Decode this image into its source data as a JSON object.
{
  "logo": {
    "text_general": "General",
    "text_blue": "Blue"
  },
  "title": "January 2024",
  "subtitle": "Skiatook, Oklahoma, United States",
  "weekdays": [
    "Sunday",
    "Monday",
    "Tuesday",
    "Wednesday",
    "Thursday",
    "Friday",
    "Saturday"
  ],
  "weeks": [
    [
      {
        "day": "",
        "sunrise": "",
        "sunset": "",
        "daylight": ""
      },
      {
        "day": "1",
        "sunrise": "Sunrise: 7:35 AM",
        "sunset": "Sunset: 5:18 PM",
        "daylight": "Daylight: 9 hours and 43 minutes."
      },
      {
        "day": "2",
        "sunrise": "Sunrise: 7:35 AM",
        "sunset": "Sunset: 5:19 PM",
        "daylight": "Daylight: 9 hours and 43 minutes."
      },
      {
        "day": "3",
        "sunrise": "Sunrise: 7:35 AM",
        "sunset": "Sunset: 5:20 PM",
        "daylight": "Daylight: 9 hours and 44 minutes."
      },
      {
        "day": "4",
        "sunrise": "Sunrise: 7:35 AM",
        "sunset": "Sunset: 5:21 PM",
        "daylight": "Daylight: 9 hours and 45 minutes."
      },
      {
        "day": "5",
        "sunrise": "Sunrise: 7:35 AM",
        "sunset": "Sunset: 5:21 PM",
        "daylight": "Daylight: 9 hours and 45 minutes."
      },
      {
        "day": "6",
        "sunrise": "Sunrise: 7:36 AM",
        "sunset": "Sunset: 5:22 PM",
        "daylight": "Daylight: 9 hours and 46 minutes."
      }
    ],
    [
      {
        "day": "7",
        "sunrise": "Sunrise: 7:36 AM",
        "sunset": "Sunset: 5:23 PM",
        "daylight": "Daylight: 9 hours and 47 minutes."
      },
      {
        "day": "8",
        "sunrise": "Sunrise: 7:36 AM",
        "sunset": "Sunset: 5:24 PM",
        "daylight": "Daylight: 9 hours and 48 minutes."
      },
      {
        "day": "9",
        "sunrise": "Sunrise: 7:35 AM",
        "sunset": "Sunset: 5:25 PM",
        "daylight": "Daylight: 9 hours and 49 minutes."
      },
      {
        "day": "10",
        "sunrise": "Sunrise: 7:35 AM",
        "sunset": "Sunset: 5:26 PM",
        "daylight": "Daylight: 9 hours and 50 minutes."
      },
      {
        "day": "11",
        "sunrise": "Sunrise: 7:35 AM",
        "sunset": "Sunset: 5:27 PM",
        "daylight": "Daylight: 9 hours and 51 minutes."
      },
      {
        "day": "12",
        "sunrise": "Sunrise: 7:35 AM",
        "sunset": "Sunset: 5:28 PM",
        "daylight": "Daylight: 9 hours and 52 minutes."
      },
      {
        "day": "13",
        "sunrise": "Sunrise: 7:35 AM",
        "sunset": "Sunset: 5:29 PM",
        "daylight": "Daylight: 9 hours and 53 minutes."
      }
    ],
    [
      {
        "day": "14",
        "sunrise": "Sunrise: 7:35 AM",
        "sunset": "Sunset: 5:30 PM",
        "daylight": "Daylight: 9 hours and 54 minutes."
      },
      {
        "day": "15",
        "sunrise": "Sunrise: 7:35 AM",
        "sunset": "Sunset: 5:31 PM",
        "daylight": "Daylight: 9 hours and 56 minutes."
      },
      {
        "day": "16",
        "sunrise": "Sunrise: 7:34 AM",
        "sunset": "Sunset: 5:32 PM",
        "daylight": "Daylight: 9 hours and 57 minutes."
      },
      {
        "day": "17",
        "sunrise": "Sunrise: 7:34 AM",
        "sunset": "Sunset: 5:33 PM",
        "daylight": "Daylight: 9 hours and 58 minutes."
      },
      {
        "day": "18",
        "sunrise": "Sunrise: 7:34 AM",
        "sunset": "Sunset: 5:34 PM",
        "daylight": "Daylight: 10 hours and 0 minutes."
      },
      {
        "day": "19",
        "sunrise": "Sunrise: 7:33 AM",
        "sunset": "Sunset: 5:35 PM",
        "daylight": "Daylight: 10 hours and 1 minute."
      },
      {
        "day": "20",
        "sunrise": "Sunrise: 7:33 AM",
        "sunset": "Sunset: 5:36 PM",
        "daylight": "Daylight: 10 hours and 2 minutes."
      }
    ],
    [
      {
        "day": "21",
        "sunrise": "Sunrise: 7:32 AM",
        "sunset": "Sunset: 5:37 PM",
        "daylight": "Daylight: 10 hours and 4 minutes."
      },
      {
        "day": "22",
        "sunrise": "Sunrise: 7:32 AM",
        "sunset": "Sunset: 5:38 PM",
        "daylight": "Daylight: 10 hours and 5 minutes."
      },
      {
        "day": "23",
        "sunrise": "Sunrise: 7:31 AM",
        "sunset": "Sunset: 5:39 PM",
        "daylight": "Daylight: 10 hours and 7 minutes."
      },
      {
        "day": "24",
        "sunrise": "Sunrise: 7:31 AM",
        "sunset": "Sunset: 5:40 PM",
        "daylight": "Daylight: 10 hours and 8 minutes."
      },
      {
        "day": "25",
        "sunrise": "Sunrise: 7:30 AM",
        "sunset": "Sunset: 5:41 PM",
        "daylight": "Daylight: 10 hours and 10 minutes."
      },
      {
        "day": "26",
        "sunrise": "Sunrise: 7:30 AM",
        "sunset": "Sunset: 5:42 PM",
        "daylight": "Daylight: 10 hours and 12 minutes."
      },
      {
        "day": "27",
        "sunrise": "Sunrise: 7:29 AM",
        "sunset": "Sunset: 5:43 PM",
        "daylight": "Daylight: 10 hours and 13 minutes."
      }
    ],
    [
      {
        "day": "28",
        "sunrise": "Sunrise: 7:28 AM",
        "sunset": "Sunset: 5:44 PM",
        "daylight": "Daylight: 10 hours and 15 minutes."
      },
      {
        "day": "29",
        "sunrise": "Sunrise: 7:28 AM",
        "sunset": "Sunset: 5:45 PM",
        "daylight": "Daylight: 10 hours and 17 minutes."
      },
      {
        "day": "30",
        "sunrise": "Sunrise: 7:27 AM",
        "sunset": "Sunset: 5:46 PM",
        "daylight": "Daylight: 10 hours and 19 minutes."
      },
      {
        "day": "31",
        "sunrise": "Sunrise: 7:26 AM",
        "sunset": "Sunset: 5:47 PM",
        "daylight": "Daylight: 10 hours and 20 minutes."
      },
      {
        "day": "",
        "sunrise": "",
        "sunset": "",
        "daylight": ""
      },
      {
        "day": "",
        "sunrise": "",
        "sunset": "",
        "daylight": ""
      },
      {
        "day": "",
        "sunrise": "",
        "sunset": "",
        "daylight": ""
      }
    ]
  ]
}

**Brief**
Reproduce each entry exactly, leaving out nothing.

**Solution to the problem**
Decode this image into its source data as a JSON object.
{
  "logo": {
    "text_general": "General",
    "text_blue": "Blue"
  },
  "title": "January 2024",
  "subtitle": "Skiatook, Oklahoma, United States",
  "weekdays": [
    "Sunday",
    "Monday",
    "Tuesday",
    "Wednesday",
    "Thursday",
    "Friday",
    "Saturday"
  ],
  "weeks": [
    [
      {
        "day": "",
        "sunrise": "",
        "sunset": "",
        "daylight": ""
      },
      {
        "day": "1",
        "sunrise": "Sunrise: 7:35 AM",
        "sunset": "Sunset: 5:18 PM",
        "daylight": "Daylight: 9 hours and 43 minutes."
      },
      {
        "day": "2",
        "sunrise": "Sunrise: 7:35 AM",
        "sunset": "Sunset: 5:19 PM",
        "daylight": "Daylight: 9 hours and 43 minutes."
      },
      {
        "day": "3",
        "sunrise": "Sunrise: 7:35 AM",
        "sunset": "Sunset: 5:20 PM",
        "daylight": "Daylight: 9 hours and 44 minutes."
      },
      {
        "day": "4",
        "sunrise": "Sunrise: 7:35 AM",
        "sunset": "Sunset: 5:21 PM",
        "daylight": "Daylight: 9 hours and 45 minutes."
      },
      {
        "day": "5",
        "sunrise": "Sunrise: 7:35 AM",
        "sunset": "Sunset: 5:21 PM",
        "daylight": "Daylight: 9 hours and 45 minutes."
      },
      {
        "day": "6",
        "sunrise": "Sunrise: 7:36 AM",
        "sunset": "Sunset: 5:22 PM",
        "daylight": "Daylight: 9 hours and 46 minutes."
      }
    ],
    [
      {
        "day": "7",
        "sunrise": "Sunrise: 7:36 AM",
        "sunset": "Sunset: 5:23 PM",
        "daylight": "Daylight: 9 hours and 47 minutes."
      },
      {
        "day": "8",
        "sunrise": "Sunrise: 7:36 AM",
        "sunset": "Sunset: 5:24 PM",
        "daylight": "Daylight: 9 hours and 48 minutes."
      },
      {
        "day": "9",
        "sunrise": "Sunrise: 7:35 AM",
        "sunset": "Sunset: 5:25 PM",
        "daylight": "Daylight: 9 hours and 49 minutes."
      },
      {
        "day": "10",
        "sunrise": "Sunrise: 7:35 AM",
        "sunset": "Sunset: 5:26 PM",
        "daylight": "Daylight: 9 hours and 50 minutes."
      },
      {
        "day": "11",
        "sunrise": "Sunrise: 7:35 AM",
        "sunset": "Sunset: 5:27 PM",
        "daylight": "Daylight: 9 hours and 51 minutes."
      },
      {
        "day": "12",
        "sunrise": "Sunrise: 7:35 AM",
        "sunset": "Sunset: 5:28 PM",
        "daylight": "Daylight: 9 hours and 52 minutes."
      },
      {
        "day": "13",
        "sunrise": "Sunrise: 7:35 AM",
        "sunset": "Sunset: 5:29 PM",
        "daylight": "Daylight: 9 hours and 53 minutes."
      }
    ],
    [
      {
        "day": "14",
        "sunrise": "Sunrise: 7:35 AM",
        "sunset": "Sunset: 5:30 PM",
        "daylight": "Daylight: 9 hours and 54 minutes."
      },
      {
        "day": "15",
        "sunrise": "Sunrise: 7:35 AM",
        "sunset": "Sunset: 5:31 PM",
        "daylight": "Daylight: 9 hours and 56 minutes."
      },
      {
        "day": "16",
        "sunrise": "Sunrise: 7:34 AM",
        "sunset": "Sunset: 5:32 PM",
        "daylight": "Daylight: 9 hours and 57 minutes."
      },
      {
        "day": "17",
        "sunrise": "Sunrise: 7:34 AM",
        "sunset": "Sunset: 5:33 PM",
        "daylight": "Daylight: 9 hours and 58 minutes."
      },
      {
        "day": "18",
        "sunrise": "Sunrise: 7:34 AM",
        "sunset": "Sunset: 5:34 PM",
        "daylight": "Daylight: 10 hours and 0 minutes."
      },
      {
        "day": "19",
        "sunrise": "Sunrise: 7:33 AM",
        "sunset": "Sunset: 5:35 PM",
        "daylight": "Daylight: 10 hours and 1 minute."
      },
      {
        "day": "20",
        "sunrise": "Sunrise: 7:33 AM",
        "sunset": "Sunset: 5:36 PM",
        "daylight": "Daylight: 10 hours and 2 minutes."
      }
    ],
    [
      {
        "day": "21",
        "sunrise": "Sunrise: 7:32 AM",
        "sunset": "Sunset: 5:37 PM",
        "daylight": "Daylight: 10 hours and 4 minutes."
      },
      {
        "day": "22",
        "sunrise": "Sunrise: 7:32 AM",
        "sunset": "Sunset: 5:38 PM",
        "daylight": "Daylight: 10 hours and 5 minutes."
      },
      {
        "day": "23",
        "sunrise": "Sunrise: 7:31 AM",
        "sunset": "Sunset: 5:39 PM",
        "daylight": "Daylight: 10 hours and 7 minutes."
      },
      {
        "day": "24",
        "sunrise": "Sunrise: 7:31 AM",
        "sunset": "Sunset: 5:40 PM",
        "daylight": "Daylight: 10 hours and 8 minutes."
      },
      {
        "day": "25",
        "sunrise": "Sunrise: 7:30 AM",
        "sunset": "Sunset: 5:41 PM",
        "daylight": "Daylight: 10 hours and 10 minutes."
      },
      {
        "day": "26",
        "sunrise": "Sunrise: 7:30 AM",
        "sunset": "Sunset: 5:42 PM",
        "daylight": "Daylight: 10 hours and 12 minutes."
      },
      {
        "day": "27",
        "sunrise": "Sunrise: 7:29 AM",
        "sunset": "Sunset: 5:43 PM",
        "daylight": "Daylight: 10 hours and 13 minutes."
      }
    ],
    [
      {
        "day": "28",
        "sunrise": "Sunrise: 7:28 AM",
        "sunset": "Sunset: 5:44 PM",
        "daylight": "Daylight: 10 hours and 15 minutes."
      },
      {
        "day": "29",
        "sunrise": "Sunrise: 7:28 AM",
        "sunset": "Sunset: 5:45 PM",
        "daylight": "Daylight: 10 hours and 17 minutes."
      },
      {
        "day": "30",
        "sunrise": "Sunrise: 7:27 AM",
        "sunset": "Sunset: 5:46 PM",
        "daylight": "Daylight: 10 hours and 19 minutes."
      },
      {
        "day": "31",
        "sunrise": "Sunrise: 7:26 AM",
        "sunset": "Sunset: 5:47 PM",
        "daylight": "Daylight: 10 hours and 20 minutes."
      },
      {
        "day": "",
        "sunrise": "",
        "sunset": "",
        "daylight": ""
      },
      {
        "day": "",
        "sunrise": "",
        "sunset": "",
        "daylight": ""
      },
      {
        "day": "",
        "sunrise": "",
        "sunset": "",
        "daylight": ""
      }
    ]
  ]
}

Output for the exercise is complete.